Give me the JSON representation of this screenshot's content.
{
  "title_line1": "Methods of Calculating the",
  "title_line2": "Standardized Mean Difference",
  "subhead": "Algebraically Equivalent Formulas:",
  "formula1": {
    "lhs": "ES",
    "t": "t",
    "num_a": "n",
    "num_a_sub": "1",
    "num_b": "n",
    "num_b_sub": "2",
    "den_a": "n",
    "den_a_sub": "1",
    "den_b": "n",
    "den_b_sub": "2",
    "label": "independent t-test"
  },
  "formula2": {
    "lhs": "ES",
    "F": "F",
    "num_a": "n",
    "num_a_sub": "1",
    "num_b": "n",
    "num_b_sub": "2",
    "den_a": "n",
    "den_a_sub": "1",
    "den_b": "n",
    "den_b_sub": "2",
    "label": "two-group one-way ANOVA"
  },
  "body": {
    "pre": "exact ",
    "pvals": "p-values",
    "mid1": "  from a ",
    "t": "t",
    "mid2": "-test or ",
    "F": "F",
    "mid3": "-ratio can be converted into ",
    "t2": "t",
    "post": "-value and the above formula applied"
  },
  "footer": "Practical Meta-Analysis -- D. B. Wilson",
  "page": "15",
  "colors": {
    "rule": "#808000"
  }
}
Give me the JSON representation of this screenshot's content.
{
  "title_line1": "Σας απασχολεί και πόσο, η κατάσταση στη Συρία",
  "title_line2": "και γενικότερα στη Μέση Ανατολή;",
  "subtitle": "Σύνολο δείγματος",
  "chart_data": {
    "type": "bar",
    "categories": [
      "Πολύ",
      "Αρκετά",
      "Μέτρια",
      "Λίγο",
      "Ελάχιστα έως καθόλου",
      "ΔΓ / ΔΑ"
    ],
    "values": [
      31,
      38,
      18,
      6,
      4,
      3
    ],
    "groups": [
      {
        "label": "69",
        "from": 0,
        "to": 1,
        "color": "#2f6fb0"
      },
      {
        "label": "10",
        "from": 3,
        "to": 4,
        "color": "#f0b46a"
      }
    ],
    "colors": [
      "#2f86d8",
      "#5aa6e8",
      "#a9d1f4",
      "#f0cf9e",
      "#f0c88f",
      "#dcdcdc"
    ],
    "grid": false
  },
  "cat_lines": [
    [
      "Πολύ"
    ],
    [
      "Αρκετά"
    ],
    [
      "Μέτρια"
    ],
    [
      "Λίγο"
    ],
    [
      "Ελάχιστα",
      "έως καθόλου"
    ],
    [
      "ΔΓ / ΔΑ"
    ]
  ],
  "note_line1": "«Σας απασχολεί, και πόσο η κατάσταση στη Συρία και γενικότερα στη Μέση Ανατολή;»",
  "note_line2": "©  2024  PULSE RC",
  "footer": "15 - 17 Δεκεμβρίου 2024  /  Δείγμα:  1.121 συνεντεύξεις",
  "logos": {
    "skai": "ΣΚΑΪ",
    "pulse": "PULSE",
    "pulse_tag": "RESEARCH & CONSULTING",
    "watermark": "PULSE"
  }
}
----
### Request
Retype every entry above, word for word.

### Exercise solution
Give me the JSON representation of this screenshot's content.
{
  "title_line1": "Methods of Calculating the",
  "title_line2": "Standardized Mean Difference",
  "subhead": "Algebraically Equivalent Formulas:",
  "formula1": {
    "lhs": "ES",
    "t": "t",
    "num_a": "n",
    "num_a_sub": "1",
    "num_b": "n",
    "num_b_sub": "2",
    "den_a": "n",
    "den_a_sub": "1",
    "den_b": "n",
    "den_b_sub": "2",
    "label": "independent t-test"
  },
  "formula2": {
    "lhs": "ES",
    "F": "F",
    "num_a": "n",
    "num_a_sub": "1",
    "num_b": "n",
    "num_b_sub": "2",
    "den_a": "n",
    "den_a_sub": "1",
    "den_b": "n",
    "den_b_sub": "2",
    "label": "two-group one-way ANOVA"
  },
  "body": {
    "pre": "exact ",
    "pvals": "p-values",
    "mid1": "  from a ",
    "t": "t",
    "mid2": "-test or ",
    "F": "F",
    "mid3": "-ratio can be converted into ",
    "t2": "t",
    "post": "-value and the above formula applied"
  },
  "footer": "Practical Meta-Analysis -- D. B. Wilson",
  "page": "15",
  "colors": {
    "rule": "#808000"
  }
}
Give me the JSON representation of this screenshot's content.
{
  "title_line1": "Σας απασχολεί και πόσο, η κατάσταση στη Συρία",
  "title_line2": "και γενικότερα στη Μέση Ανατολή;",
  "subtitle": "Σύνολο δείγματος",
  "chart_data": {
    "type": "bar",
    "categories": [
      "Πολύ",
      "Αρκετά",
      "Μέτρια",
      "Λίγο",
      "Ελάχιστα έως καθόλου",
      "ΔΓ / ΔΑ"
    ],
    "values": [
      31,
      38,
      18,
      6,
      4,
      3
    ],
    "groups": [
      {
        "label": "69",
        "from": 0,
        "to": 1,
        "color": "#2f6fb0"
      },
      {
        "label": "10",
        "from": 3,
        "to": 4,
        "color": "#f0b46a"
      }
    ],
    "colors": [
      "#2f86d8",
      "#5aa6e8",
      "#a9d1f4",
      "#f0cf9e",
      "#f0c88f",
      "#dcdcdc"
    ],
    "grid": false
  },
  "cat_lines": [
    [
      "Πολύ"
    ],
    [
      "Αρκετά"
    ],
    [
      "Μέτρια"
    ],
    [
      "Λίγο"
    ],
    [
      "Ελάχιστα",
      "έως καθόλου"
    ],
    [
      "ΔΓ / ΔΑ"
    ]
  ],
  "note_line1": "«Σας απασχολεί, και πόσο η κατάσταση στη Συρία και γενικότερα στη Μέση Ανατολή;»",
  "note_line2": "©  2024  PULSE RC",
  "footer": "15 - 17 Δεκεμβρίου 2024  /  Δείγμα:  1.121 συνεντεύξεις",
  "logos": {
    "skai": "ΣΚΑΪ",
    "pulse": "PULSE",
    "pulse_tag": "RESEARCH & CONSULTING",
    "watermark": "PULSE"
  }
}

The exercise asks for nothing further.